WHAT YOU WILL DO — Omit the pictures, then write out every entry exactly as it reads.

INFORMATION SUPPLIED —
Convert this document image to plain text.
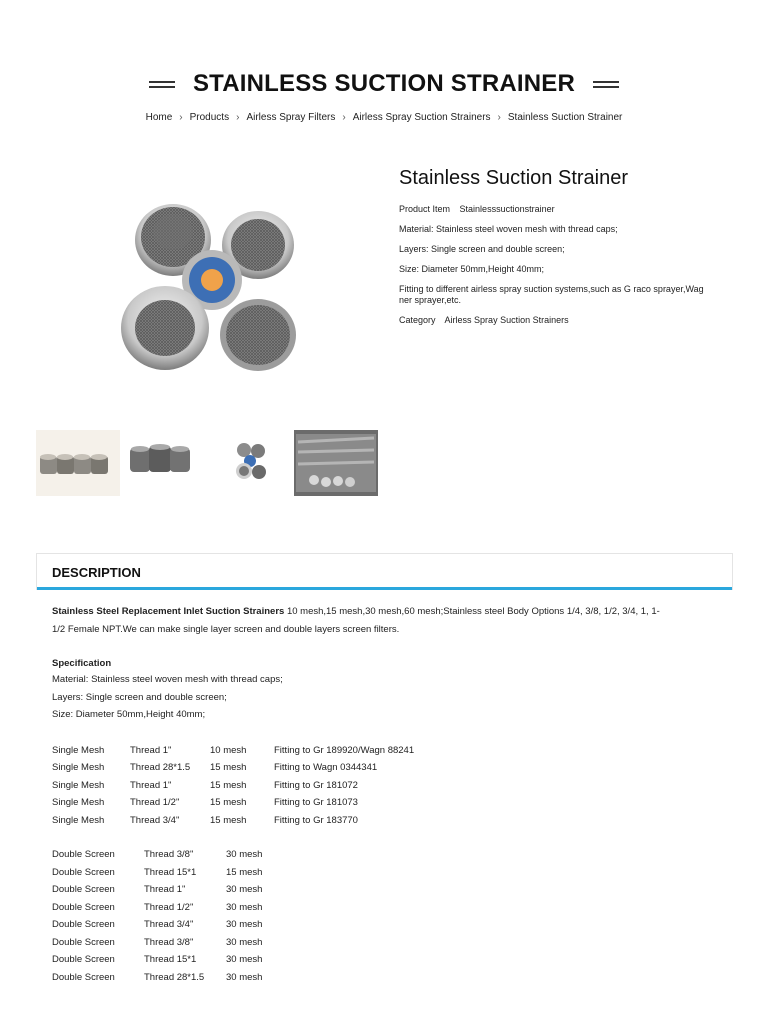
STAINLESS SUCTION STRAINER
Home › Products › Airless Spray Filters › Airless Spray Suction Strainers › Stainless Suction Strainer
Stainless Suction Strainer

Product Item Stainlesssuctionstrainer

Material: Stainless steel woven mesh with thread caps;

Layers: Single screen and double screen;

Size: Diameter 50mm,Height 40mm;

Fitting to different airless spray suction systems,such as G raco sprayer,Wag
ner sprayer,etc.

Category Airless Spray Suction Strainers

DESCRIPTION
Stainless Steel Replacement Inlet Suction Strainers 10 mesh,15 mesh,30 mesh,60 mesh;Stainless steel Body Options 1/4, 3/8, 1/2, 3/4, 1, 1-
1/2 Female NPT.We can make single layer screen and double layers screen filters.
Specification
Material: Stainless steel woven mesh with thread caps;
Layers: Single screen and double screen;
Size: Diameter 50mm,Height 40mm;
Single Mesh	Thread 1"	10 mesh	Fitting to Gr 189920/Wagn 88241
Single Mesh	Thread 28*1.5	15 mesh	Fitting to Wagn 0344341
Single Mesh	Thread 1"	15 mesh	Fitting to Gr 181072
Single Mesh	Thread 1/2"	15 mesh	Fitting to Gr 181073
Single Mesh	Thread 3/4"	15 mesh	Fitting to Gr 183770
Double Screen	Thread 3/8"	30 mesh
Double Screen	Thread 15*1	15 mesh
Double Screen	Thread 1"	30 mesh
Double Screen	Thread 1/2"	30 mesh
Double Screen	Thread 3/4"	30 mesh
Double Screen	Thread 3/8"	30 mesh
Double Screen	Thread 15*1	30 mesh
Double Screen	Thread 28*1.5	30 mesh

THE RESPONSE —
Convert this document image to plain text.
STAINLESS SUCTION STRAINER
Home › Products › Airless Spray Filters › Airless Spray Suction Strainers › Stainless Suction Strainer
Stainless Suction Strainer

Product Item Stainlesssuctionstrainer

Material: Stainless steel woven mesh with thread caps;

Layers: Single screen and double screen;

Size: Diameter 50mm,Height 40mm;

Fitting to different airless spray suction systems,such as G raco sprayer,Wag
ner sprayer,etc.

Category Airless Spray Suction Strainers

DESCRIPTION
Stainless Steel Replacement Inlet Suction Strainers 10 mesh,15 mesh,30 mesh,60 mesh;Stainless steel Body Options 1/4, 3/8, 1/2, 3/4, 1, 1-
1/2 Female NPT.We can make single layer screen and double layers screen filters.
Specification
Material: Stainless steel woven mesh with thread caps;
Layers: Single screen and double screen;
Size: Diameter 50mm,Height 40mm;
Single Mesh	Thread 1"	10 mesh	Fitting to Gr 189920/Wagn 88241
Single Mesh	Thread 28*1.5	15 mesh	Fitting to Wagn 0344341
Single Mesh	Thread 1"	15 mesh	Fitting to Gr 181072
Single Mesh	Thread 1/2"	15 mesh	Fitting to Gr 181073
Single Mesh	Thread 3/4"	15 mesh	Fitting to Gr 183770
Double Screen	Thread 3/8"	30 mesh
Double Screen	Thread 15*1	15 mesh
Double Screen	Thread 1"	30 mesh
Double Screen	Thread 1/2"	30 mesh
Double Screen	Thread 3/4"	30 mesh
Double Screen	Thread 3/8"	30 mesh
Double Screen	Thread 15*1	30 mesh
Double Screen	Thread 28*1.5	30 mesh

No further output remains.